[Excerpt from a dataset]
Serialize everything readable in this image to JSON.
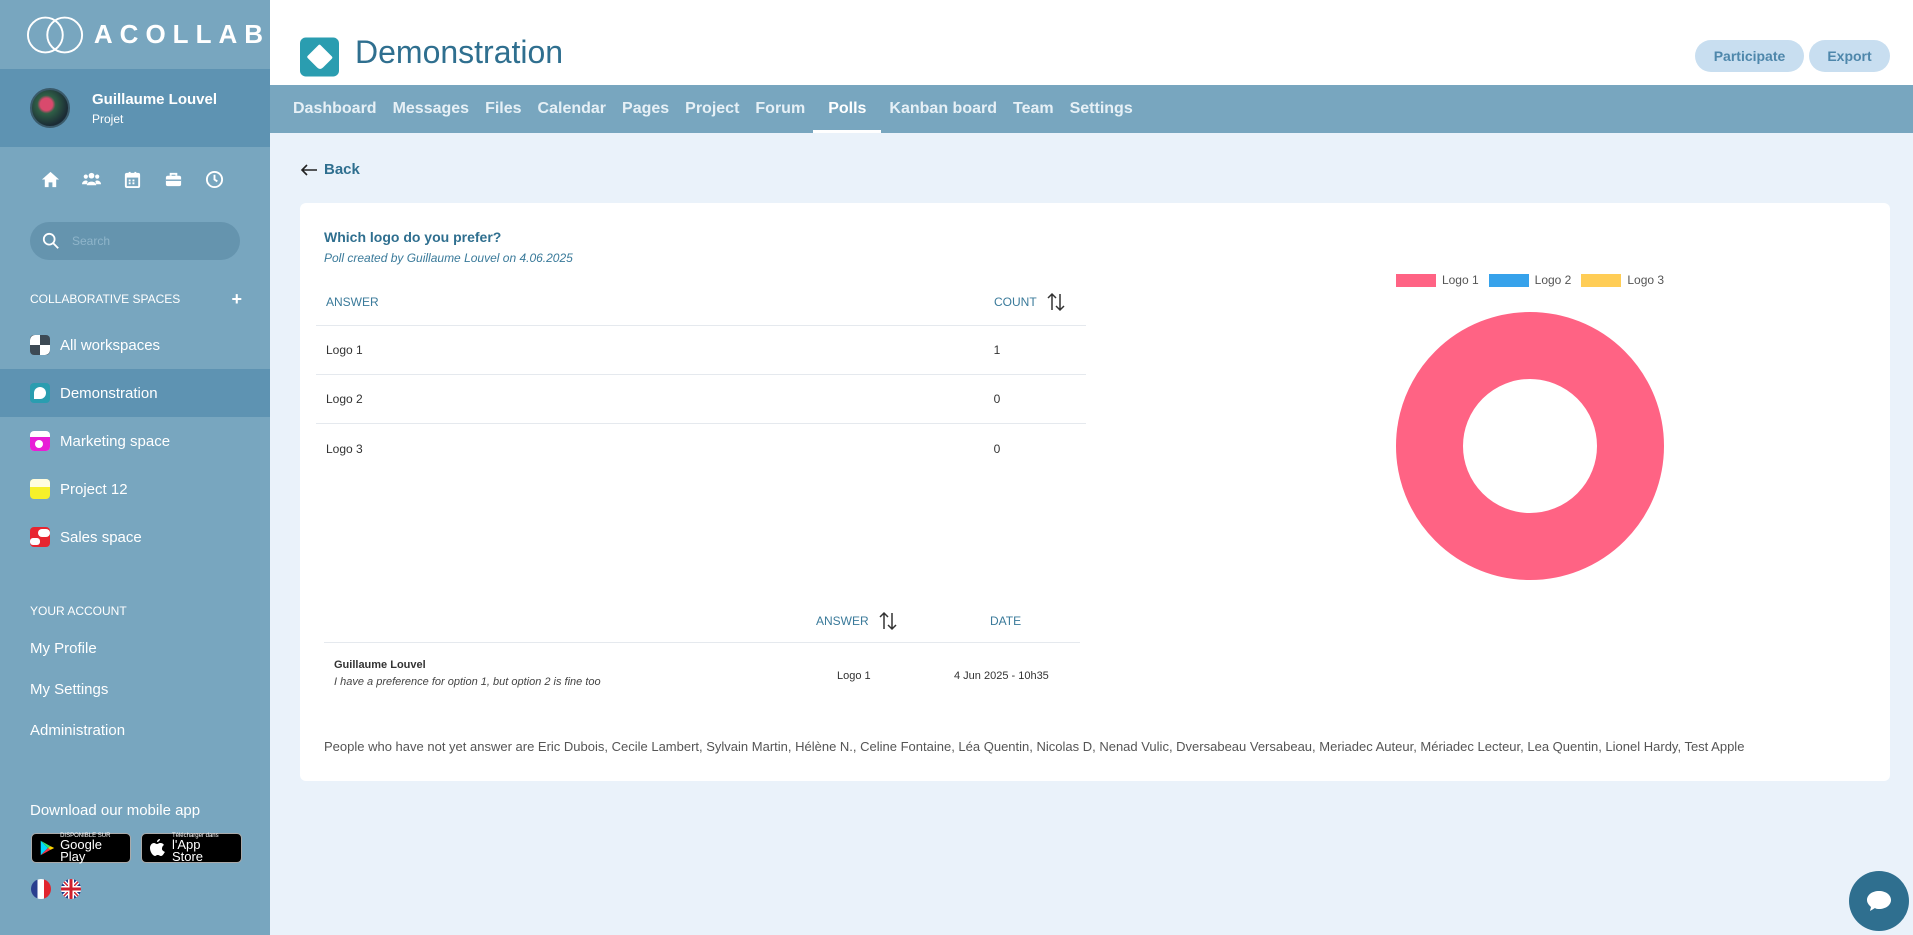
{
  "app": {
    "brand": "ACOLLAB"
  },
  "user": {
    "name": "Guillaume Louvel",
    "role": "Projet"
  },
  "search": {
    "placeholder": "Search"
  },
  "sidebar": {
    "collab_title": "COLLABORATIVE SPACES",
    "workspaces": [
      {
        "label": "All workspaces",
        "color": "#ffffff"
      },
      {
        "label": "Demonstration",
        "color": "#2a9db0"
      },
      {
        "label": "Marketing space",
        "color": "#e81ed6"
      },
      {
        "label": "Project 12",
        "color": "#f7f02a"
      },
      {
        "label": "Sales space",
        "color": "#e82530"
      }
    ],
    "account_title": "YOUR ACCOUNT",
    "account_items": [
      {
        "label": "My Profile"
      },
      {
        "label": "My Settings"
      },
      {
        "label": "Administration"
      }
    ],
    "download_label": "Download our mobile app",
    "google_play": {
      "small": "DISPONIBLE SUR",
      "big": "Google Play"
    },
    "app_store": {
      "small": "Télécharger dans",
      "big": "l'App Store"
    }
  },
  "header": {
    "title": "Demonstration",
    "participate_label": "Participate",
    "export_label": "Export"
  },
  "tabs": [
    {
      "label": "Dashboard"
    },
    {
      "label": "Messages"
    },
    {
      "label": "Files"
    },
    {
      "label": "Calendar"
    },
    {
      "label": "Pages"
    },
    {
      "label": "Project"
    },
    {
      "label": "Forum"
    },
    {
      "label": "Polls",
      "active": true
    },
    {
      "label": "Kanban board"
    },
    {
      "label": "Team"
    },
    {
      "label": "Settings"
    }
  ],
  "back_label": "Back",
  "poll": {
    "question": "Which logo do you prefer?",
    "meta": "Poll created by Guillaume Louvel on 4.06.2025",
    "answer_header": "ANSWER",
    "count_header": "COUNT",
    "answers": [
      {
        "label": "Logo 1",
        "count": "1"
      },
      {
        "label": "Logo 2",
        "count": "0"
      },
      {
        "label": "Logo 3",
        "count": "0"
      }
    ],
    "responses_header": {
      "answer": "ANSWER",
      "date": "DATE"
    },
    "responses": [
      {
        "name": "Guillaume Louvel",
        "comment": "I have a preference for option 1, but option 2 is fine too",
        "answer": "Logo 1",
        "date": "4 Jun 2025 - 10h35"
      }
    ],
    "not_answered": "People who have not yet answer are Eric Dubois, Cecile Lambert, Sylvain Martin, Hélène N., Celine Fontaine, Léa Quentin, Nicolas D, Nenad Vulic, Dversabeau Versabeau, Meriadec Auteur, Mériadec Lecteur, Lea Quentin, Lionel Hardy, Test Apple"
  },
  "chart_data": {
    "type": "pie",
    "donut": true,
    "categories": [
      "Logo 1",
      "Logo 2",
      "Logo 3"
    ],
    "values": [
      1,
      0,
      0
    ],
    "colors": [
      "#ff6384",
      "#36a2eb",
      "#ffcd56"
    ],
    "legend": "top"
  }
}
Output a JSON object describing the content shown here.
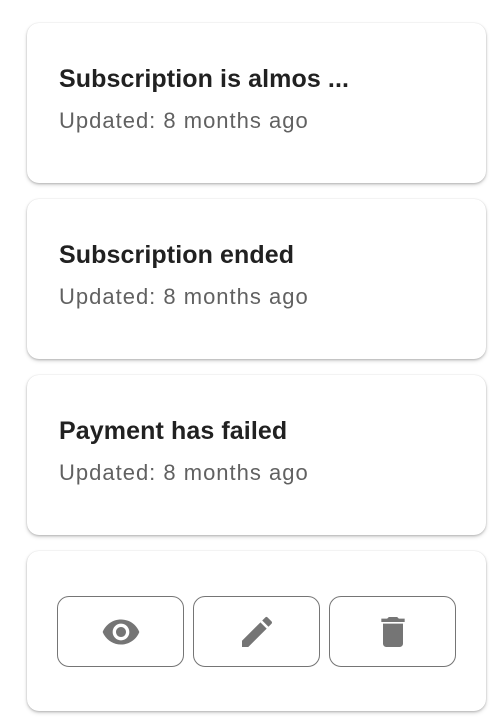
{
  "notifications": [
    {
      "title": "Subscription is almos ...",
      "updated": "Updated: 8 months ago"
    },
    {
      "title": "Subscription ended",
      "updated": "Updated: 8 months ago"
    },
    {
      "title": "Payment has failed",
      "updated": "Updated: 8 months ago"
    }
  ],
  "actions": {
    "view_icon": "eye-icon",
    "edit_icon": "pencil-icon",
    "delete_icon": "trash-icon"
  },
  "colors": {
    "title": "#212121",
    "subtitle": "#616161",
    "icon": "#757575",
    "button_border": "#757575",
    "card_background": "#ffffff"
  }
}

▸ The exercise: Print every entry above again without changing a word, and omit the pictures.

▸ Response for this exercise:
Serialize everything readable in this image to JSON.
{
  "app": {
    "brand": "ACOLLAB"
  },
  "user": {
    "name": "Guillaume Louvel",
    "role": "Projet"
  },
  "search": {
    "placeholder": "Search"
  },
  "sidebar": {
    "collab_title": "COLLABORATIVE SPACES",
    "workspaces": [
      {
        "label": "All workspaces",
        "color": "#ffffff"
      },
      {
        "label": "Demonstration",
        "color": "#2a9db0"
      },
      {
        "label": "Marketing space",
        "color": "#e81ed6"
      },
      {
        "label": "Project 12",
        "color": "#f7f02a"
      },
      {
        "label": "Sales space",
        "color": "#e82530"
      }
    ],
    "account_title": "YOUR ACCOUNT",
    "account_items": [
      {
        "label": "My Profile"
      },
      {
        "label": "My Settings"
      },
      {
        "label": "Administration"
      }
    ],
    "download_label": "Download our mobile app",
    "google_play": {
      "small": "DISPONIBLE SUR",
      "big": "Google Play"
    },
    "app_store": {
      "small": "Télécharger dans",
      "big": "l'App Store"
    }
  },
  "header": {
    "title": "Demonstration",
    "participate_label": "Participate",
    "export_label": "Export"
  },
  "tabs": [
    {
      "label": "Dashboard"
    },
    {
      "label": "Messages"
    },
    {
      "label": "Files"
    },
    {
      "label": "Calendar"
    },
    {
      "label": "Pages"
    },
    {
      "label": "Project"
    },
    {
      "label": "Forum"
    },
    {
      "label": "Polls",
      "active": true
    },
    {
      "label": "Kanban board"
    },
    {
      "label": "Team"
    },
    {
      "label": "Settings"
    }
  ],
  "back_label": "Back",
  "poll": {
    "question": "Which logo do you prefer?",
    "meta": "Poll created by Guillaume Louvel on 4.06.2025",
    "answer_header": "ANSWER",
    "count_header": "COUNT",
    "answers": [
      {
        "label": "Logo 1",
        "count": "1"
      },
      {
        "label": "Logo 2",
        "count": "0"
      },
      {
        "label": "Logo 3",
        "count": "0"
      }
    ],
    "responses_header": {
      "answer": "ANSWER",
      "date": "DATE"
    },
    "responses": [
      {
        "name": "Guillaume Louvel",
        "comment": "I have a preference for option 1, but option 2 is fine too",
        "answer": "Logo 1",
        "date": "4 Jun 2025 - 10h35"
      }
    ],
    "not_answered": "People who have not yet answer are Eric Dubois, Cecile Lambert, Sylvain Martin, Hélène N., Celine Fontaine, Léa Quentin, Nicolas D, Nenad Vulic, Dversabeau Versabeau, Meriadec Auteur, Mériadec Lecteur, Lea Quentin, Lionel Hardy, Test Apple"
  },
  "chart_data": {
    "type": "pie",
    "donut": true,
    "categories": [
      "Logo 1",
      "Logo 2",
      "Logo 3"
    ],
    "values": [
      1,
      0,
      0
    ],
    "colors": [
      "#ff6384",
      "#36a2eb",
      "#ffcd56"
    ],
    "legend": "top"
  }
}
Output a JSON object describing the content shown here.
{
  "notifications": [
    {
      "title": "Subscription is almos ...",
      "updated": "Updated: 8 months ago"
    },
    {
      "title": "Subscription ended",
      "updated": "Updated: 8 months ago"
    },
    {
      "title": "Payment has failed",
      "updated": "Updated: 8 months ago"
    }
  ],
  "actions": {
    "view_icon": "eye-icon",
    "edit_icon": "pencil-icon",
    "delete_icon": "trash-icon"
  },
  "colors": {
    "title": "#212121",
    "subtitle": "#616161",
    "icon": "#757575",
    "button_border": "#757575",
    "card_background": "#ffffff"
  }
}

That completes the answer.